Render every line of the entries below as a Markdown table with two columns, Row and Text, giving each line a row number. Leave out blank lines and the pictures.

>> begin Record excerpts

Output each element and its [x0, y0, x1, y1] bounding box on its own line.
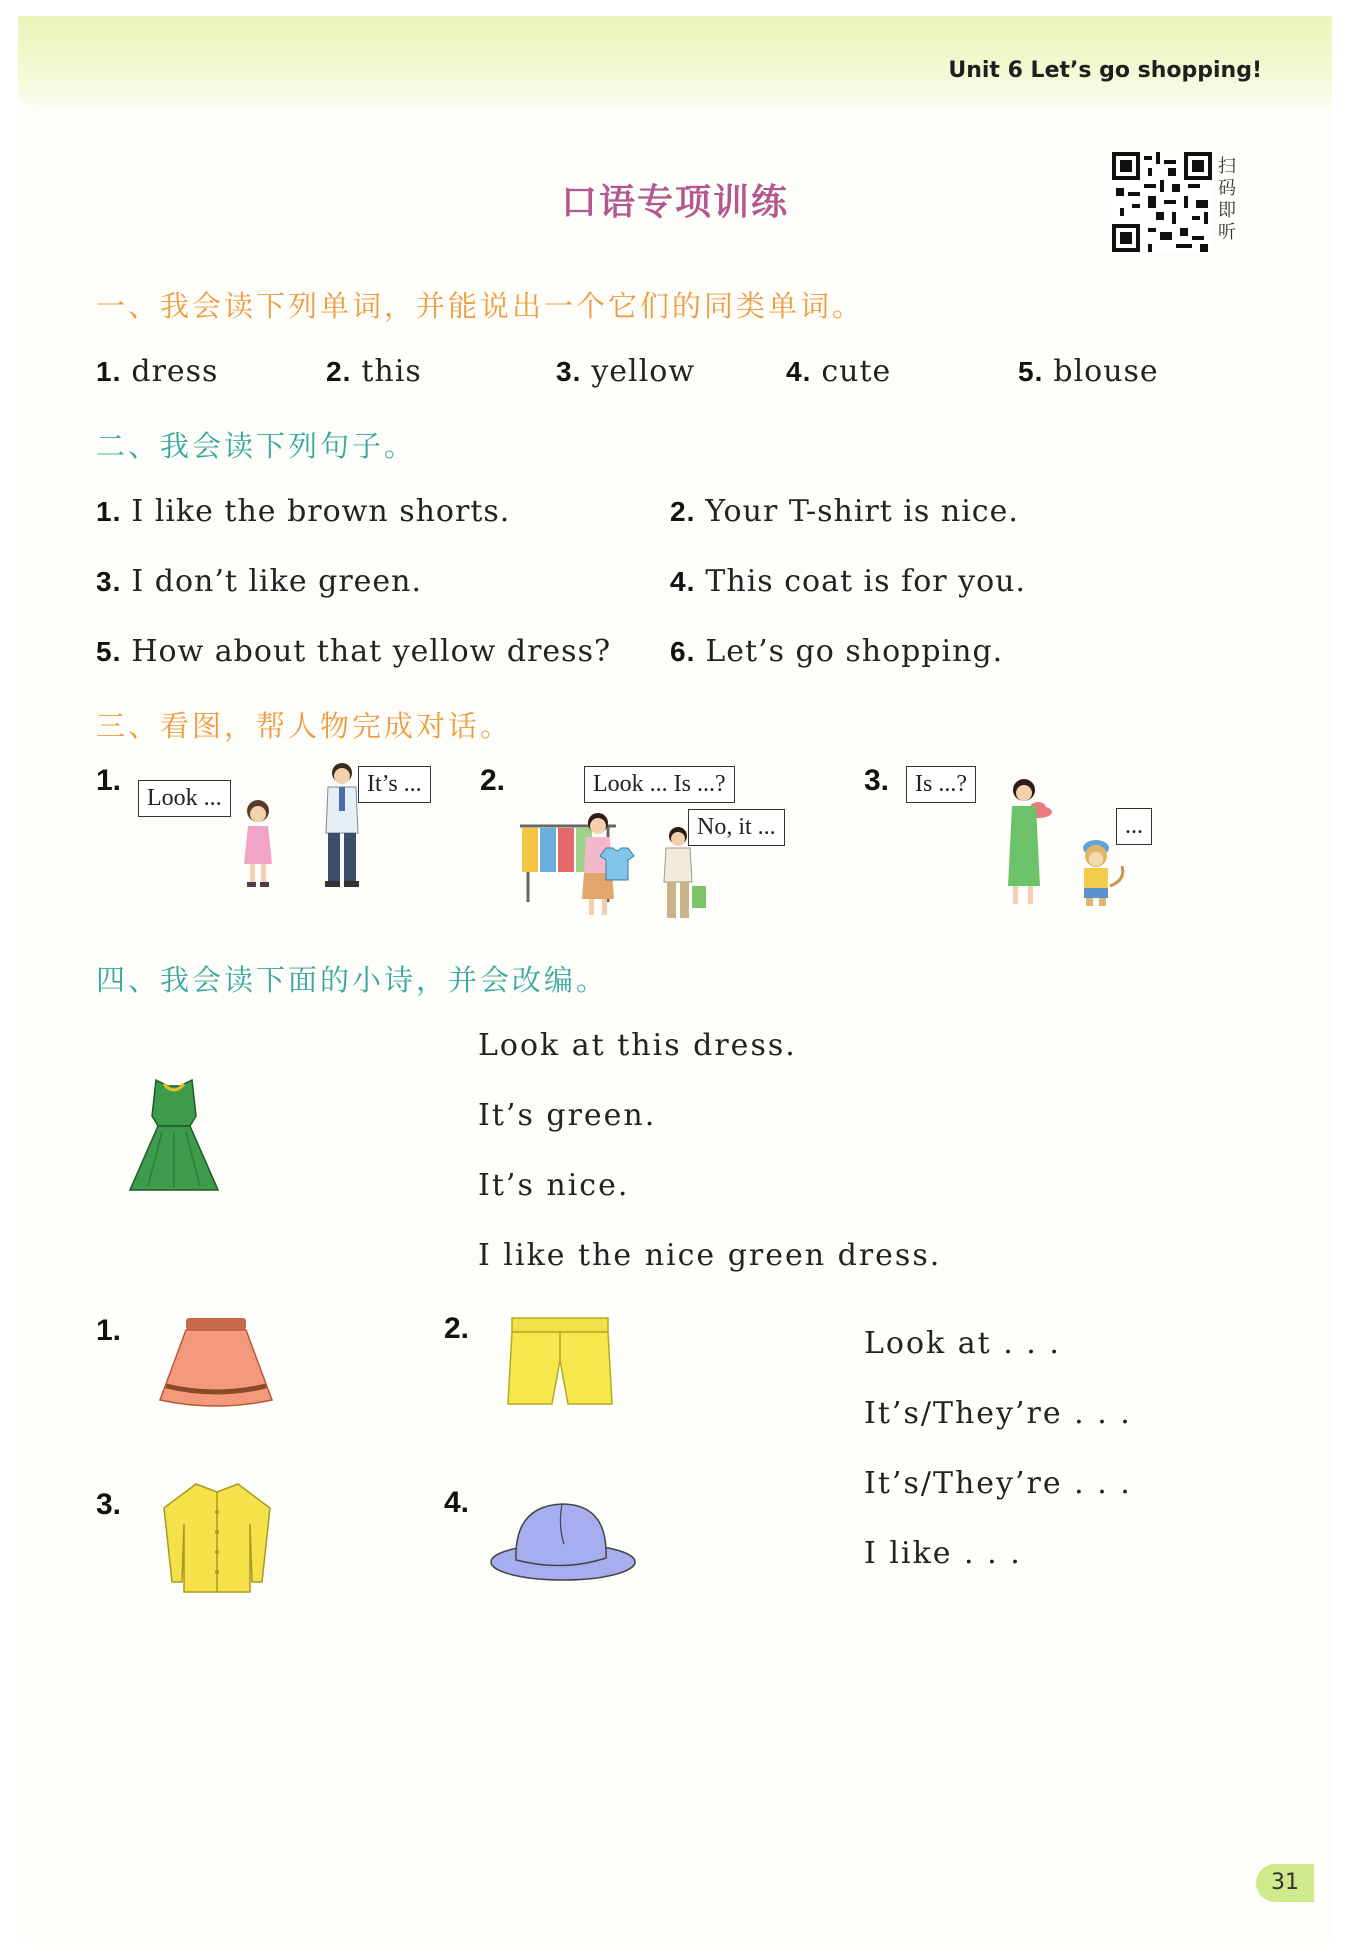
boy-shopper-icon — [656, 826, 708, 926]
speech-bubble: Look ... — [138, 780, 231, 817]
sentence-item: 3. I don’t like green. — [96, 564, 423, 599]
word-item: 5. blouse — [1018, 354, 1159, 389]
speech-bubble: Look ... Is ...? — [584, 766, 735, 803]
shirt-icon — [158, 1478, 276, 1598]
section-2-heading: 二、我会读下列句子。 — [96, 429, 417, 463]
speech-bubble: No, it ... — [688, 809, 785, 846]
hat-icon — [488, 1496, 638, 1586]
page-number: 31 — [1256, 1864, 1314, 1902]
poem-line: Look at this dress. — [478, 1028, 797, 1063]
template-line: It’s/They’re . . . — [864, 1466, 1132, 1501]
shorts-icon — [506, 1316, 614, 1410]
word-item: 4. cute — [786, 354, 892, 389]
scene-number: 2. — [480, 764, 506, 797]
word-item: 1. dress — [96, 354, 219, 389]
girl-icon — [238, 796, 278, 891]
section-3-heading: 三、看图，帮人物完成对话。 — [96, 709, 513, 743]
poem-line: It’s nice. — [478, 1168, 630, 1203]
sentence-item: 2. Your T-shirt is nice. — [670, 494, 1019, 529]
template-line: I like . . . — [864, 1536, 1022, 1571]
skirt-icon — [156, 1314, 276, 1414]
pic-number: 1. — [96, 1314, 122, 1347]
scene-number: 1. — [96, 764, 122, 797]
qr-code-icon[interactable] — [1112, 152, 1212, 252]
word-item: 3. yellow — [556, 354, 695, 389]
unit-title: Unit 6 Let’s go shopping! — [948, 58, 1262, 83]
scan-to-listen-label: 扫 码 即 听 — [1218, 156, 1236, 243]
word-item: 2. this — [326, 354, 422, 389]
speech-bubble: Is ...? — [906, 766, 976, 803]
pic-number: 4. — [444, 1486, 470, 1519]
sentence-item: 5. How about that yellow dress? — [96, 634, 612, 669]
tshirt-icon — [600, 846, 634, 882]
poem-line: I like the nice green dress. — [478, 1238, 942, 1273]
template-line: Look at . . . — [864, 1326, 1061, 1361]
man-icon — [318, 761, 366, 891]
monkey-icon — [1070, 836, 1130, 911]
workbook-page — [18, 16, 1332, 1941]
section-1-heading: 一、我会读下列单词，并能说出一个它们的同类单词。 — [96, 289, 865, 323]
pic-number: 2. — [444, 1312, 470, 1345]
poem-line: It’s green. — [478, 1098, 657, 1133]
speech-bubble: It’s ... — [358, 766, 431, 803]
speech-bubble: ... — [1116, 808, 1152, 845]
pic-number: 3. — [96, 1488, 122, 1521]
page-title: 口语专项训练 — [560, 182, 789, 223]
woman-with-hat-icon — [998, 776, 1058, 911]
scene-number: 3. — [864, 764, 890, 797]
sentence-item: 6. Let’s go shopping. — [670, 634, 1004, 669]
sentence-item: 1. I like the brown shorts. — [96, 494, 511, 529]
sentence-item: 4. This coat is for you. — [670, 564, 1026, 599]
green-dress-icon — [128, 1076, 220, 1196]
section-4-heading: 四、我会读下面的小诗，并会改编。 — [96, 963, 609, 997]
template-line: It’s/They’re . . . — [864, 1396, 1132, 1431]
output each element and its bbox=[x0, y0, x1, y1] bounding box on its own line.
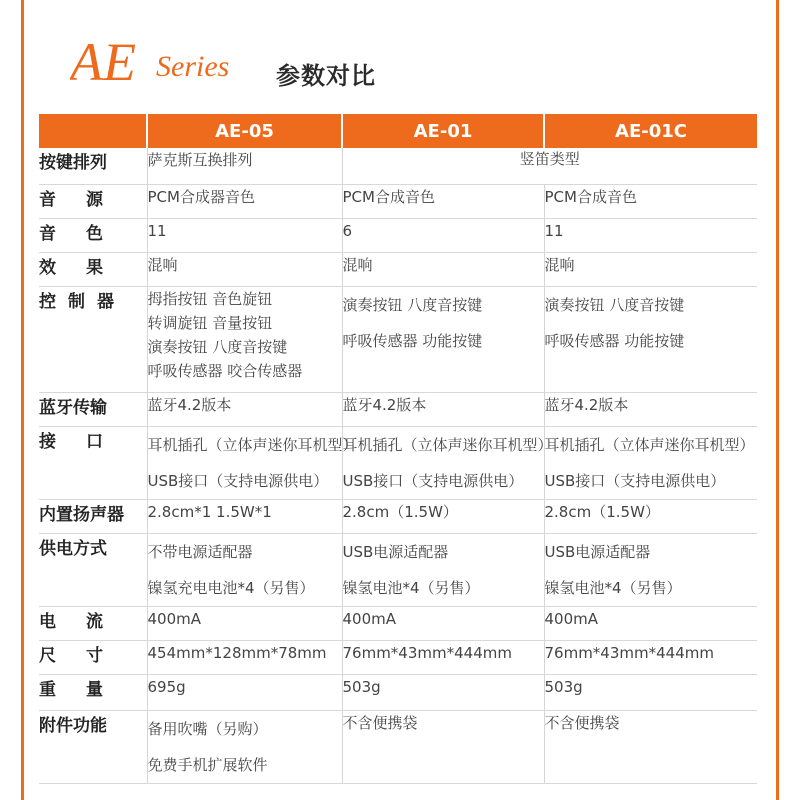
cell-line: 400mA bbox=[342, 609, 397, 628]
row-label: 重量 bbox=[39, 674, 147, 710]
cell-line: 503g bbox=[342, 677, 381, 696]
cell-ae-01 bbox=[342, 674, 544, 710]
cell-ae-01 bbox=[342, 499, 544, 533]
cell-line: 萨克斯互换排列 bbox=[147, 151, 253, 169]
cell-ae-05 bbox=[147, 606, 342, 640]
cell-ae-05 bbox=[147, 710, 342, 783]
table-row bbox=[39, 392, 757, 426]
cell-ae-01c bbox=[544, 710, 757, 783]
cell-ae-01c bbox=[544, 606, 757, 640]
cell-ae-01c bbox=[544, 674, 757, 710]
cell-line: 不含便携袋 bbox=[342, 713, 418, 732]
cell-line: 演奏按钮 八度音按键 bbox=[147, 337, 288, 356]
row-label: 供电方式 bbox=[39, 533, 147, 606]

>> end Record excerpts

### Result below:
| Row | Text |
|---|---|
| 1 | Output each element and its [x0, y0, x1, y1] bounding box on its own line. |
| 2 | boy-shopper-icon — [656, 826, 708, 926] |
| 3 | speech-bubble: Look ... — [138, 780, 231, 817] |
| 4 | sentence-item: 3. I don’t like green. — [96, 564, 423, 599] |
| 5 | word-item: 5. blouse — [1018, 354, 1159, 389] |
| 6 | speech-bubble: Look ... Is ...? — [584, 766, 735, 803] |
| 7 | shirt-icon — [158, 1478, 276, 1598] |
| 8 | section-2-heading: 二、我会读下列句子。 — [96, 429, 417, 463] |
| 9 | speech-bubble: No, it ... — [688, 809, 785, 846] |
| 10 | hat-icon — [488, 1496, 638, 1586] |
| 11 | page-number: 31 — [1256, 1864, 1314, 1902] |
| 12 | poem-line: Look at this dress. — [478, 1028, 797, 1063] |
| 13 | template-line: It’s/They’re . . . — [864, 1466, 1132, 1501] |
| 14 | shorts-icon — [506, 1316, 614, 1410] |
| 15 | word-item: 4. cute — [786, 354, 892, 389] |
| 16 | scene-number: 2. — [480, 764, 506, 797] |
| 17 | word-item: 1. dress — [96, 354, 219, 389] |
| 18 | girl-icon — [238, 796, 278, 891] |
| 19 | section-3-heading: 三、看图，帮人物完成对话。 — [96, 709, 513, 743] |
| 20 | poem-line: It’s nice. — [478, 1168, 630, 1203] |
| 21 | sentence-item: 2. Your T-shirt is nice. — [670, 494, 1019, 529] |
| 22 | template-line: I like . . . — [864, 1536, 1022, 1571] |
| 23 | skirt-icon — [156, 1314, 276, 1414] |
| 24 | pic-number: 1. — [96, 1314, 122, 1347] |
| 25 | scene-number: 1. — [96, 764, 122, 797] |
| 26 | qr-code-icon[interactable] — [1112, 152, 1212, 252] |
| 27 | word-item: 3. yellow — [556, 354, 695, 389] |
| 28 | unit-title: Unit 6 Let’s go shopping! — [948, 58, 1262, 83] |
| 29 | scan-to-listen-label: 扫 码 即 听 — [1218, 156, 1236, 243] |
| 30 | word-item: 2. this — [326, 354, 422, 389] |
| 31 | speech-bubble: Is ...? — [906, 766, 976, 803] |
| 32 | pic-number: 4. — [444, 1486, 470, 1519] |
| 33 | sentence-item: 5. How about that yellow dress? — [96, 634, 612, 669] |
| 34 | tshirt-icon — [600, 846, 634, 882] |
| 35 | poem-line: I like the nice green dress. — [478, 1238, 942, 1273] |
| 36 | template-line: Look at . . . — [864, 1326, 1061, 1361] |
| 37 | man-icon — [318, 761, 366, 891] |
| 38 | monkey-icon — [1070, 836, 1130, 911] |
| 39 | workbook-page — [18, 16, 1332, 1941] |
| 40 | section-1-heading: 一、我会读下列单词，并能说出一个它们的同类单词。 — [96, 289, 865, 323] |
| 41 | pic-number: 2. — [444, 1312, 470, 1345] |
| 42 | poem-line: It’s green. — [478, 1098, 657, 1133] |
| 43 | speech-bubble: It’s ... — [358, 766, 431, 803] |
| 44 | speech-bubble: ... — [1116, 808, 1152, 845] |
| 45 | pic-number: 3. — [96, 1488, 122, 1521] |
| 46 | page-title: 口语专项训练 — [560, 182, 789, 223] |
| 47 | woman-with-hat-icon — [998, 776, 1058, 911] |
| 48 | scene-number: 3. — [864, 764, 890, 797] |
| 49 | sentence-item: 6. Let’s go shopping. — [670, 634, 1004, 669] |
| 50 | sentence-item: 1. I like the brown shorts. — [96, 494, 511, 529] |
| 51 | sentence-item: 4. This coat is for you. — [670, 564, 1026, 599] |
| 52 | green-dress-icon — [128, 1076, 220, 1196] |
| 53 | section-4-heading: 四、我会读下面的小诗，并会改编。 — [96, 963, 609, 997] |
| 54 | template-line: It’s/They’re . . . — [864, 1396, 1132, 1431] |
| 55 | output each element and its bbox=[x0, y0, x1, y1] bounding box on its own line. |
| 56 | cell-line: 400mA bbox=[342, 609, 397, 628] |
| 57 | row-label: 重量 bbox=[39, 674, 147, 710] |
| 58 | cell-line: 503g bbox=[342, 677, 381, 696] |
| 59 | cell-ae-01 bbox=[342, 674, 544, 710] |
| 60 | cell-ae-01 bbox=[342, 499, 544, 533] |
| 61 | cell-line: 萨克斯互换排列 bbox=[147, 151, 253, 169] |
| 62 | cell-ae-05 bbox=[147, 606, 342, 640] |
| 63 | cell-ae-05 bbox=[147, 710, 342, 783] |
| 64 | table-row bbox=[39, 392, 757, 426] |
| 65 | cell-ae-01c bbox=[544, 710, 757, 783] |
| 66 | cell-ae-01c bbox=[544, 606, 757, 640] |
| 67 | cell-ae-01c bbox=[544, 674, 757, 710] |
| 68 | cell-line: 不含便携袋 bbox=[342, 713, 418, 732] |
| 69 | cell-line: 演奏按钮 八度音按键 bbox=[147, 337, 288, 356] |
| 70 | row-label: 供电方式 bbox=[39, 533, 147, 606] |